Task directions: Each entry that follows must be output without any deviation.

Input records:
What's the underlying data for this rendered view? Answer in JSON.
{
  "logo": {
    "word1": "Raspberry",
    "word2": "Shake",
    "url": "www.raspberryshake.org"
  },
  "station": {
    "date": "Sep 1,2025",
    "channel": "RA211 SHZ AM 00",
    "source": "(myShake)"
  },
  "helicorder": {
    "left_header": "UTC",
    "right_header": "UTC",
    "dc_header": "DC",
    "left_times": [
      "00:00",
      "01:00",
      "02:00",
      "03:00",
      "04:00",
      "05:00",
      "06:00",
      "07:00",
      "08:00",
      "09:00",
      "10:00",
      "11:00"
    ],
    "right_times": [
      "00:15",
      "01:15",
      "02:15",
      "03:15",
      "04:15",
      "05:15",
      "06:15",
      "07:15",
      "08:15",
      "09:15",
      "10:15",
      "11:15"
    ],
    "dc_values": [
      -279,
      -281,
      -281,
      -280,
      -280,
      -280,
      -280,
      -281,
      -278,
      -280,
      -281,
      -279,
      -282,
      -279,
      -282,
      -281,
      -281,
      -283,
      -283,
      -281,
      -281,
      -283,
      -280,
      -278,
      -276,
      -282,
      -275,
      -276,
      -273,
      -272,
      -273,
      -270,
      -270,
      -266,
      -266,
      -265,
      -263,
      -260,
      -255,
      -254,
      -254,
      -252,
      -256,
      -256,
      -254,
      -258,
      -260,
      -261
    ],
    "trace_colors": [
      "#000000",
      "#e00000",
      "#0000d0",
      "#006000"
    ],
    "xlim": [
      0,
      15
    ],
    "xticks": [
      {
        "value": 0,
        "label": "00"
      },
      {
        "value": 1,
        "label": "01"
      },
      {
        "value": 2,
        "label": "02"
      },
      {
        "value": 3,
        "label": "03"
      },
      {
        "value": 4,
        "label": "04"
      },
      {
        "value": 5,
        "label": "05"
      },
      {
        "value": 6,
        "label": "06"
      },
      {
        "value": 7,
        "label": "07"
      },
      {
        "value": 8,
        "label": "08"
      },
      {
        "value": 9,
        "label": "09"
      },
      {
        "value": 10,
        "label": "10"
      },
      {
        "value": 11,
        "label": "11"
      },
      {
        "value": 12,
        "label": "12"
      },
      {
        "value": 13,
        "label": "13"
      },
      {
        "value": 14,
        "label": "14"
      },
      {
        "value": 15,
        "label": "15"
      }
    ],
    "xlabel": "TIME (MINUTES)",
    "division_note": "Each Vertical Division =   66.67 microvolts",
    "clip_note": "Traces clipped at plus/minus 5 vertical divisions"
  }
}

Response:
What's the underlying data for this rendered view? Answer in JSON.
{
  "logo": {
    "word1": "Raspberry",
    "word2": "Shake",
    "url": "www.raspberryshake.org"
  },
  "station": {
    "date": "Sep 1,2025",
    "channel": "RA211 SHZ AM 00",
    "source": "(myShake)"
  },
  "helicorder": {
    "left_header": "UTC",
    "right_header": "UTC",
    "dc_header": "DC",
    "left_times": [
      "00:00",
      "01:00",
      "02:00",
      "03:00",
      "04:00",
      "05:00",
      "06:00",
      "07:00",
      "08:00",
      "09:00",
      "10:00",
      "11:00"
    ],
    "right_times": [
      "00:15",
      "01:15",
      "02:15",
      "03:15",
      "04:15",
      "05:15",
      "06:15",
      "07:15",
      "08:15",
      "09:15",
      "10:15",
      "11:15"
    ],
    "dc_values": [
      -279,
      -281,
      -281,
      -280,
      -280,
      -280,
      -280,
      -281,
      -278,
      -280,
      -281,
      -279,
      -282,
      -279,
      -282,
      -281,
      -281,
      -283,
      -283,
      -281,
      -281,
      -283,
      -280,
      -278,
      -276,
      -282,
      -275,
      -276,
      -273,
      -272,
      -273,
      -270,
      -270,
      -266,
      -266,
      -265,
      -263,
      -260,
      -255,
      -254,
      -254,
      -252,
      -256,
      -256,
      -254,
      -258,
      -260,
      -261
    ],
    "trace_colors": [
      "#000000",
      "#e00000",
      "#0000d0",
      "#006000"
    ],
    "xlim": [
      0,
      15
    ],
    "xticks": [
      {
        "value": 0,
        "label": "00"
      },
      {
        "value": 1,
        "label": "01"
      },
      {
        "value": 2,
        "label": "02"
      },
      {
        "value": 3,
        "label": "03"
      },
      {
        "value": 4,
        "label": "04"
      },
      {
        "value": 5,
        "label": "05"
      },
      {
        "value": 6,
        "label": "06"
      },
      {
        "value": 7,
        "label": "07"
      },
      {
        "value": 8,
        "label": "08"
      },
      {
        "value": 9,
        "label": "09"
      },
      {
        "value": 10,
        "label": "10"
      },
      {
        "value": 11,
        "label": "11"
      },
      {
        "value": 12,
        "label": "12"
      },
      {
        "value": 13,
        "label": "13"
      },
      {
        "value": 14,
        "label": "14"
      },
      {
        "value": 15,
        "label": "15"
      }
    ],
    "xlabel": "TIME (MINUTES)",
    "division_note": "Each Vertical Division =   66.67 microvolts",
    "clip_note": "Traces clipped at plus/minus 5 vertical divisions"
  }
}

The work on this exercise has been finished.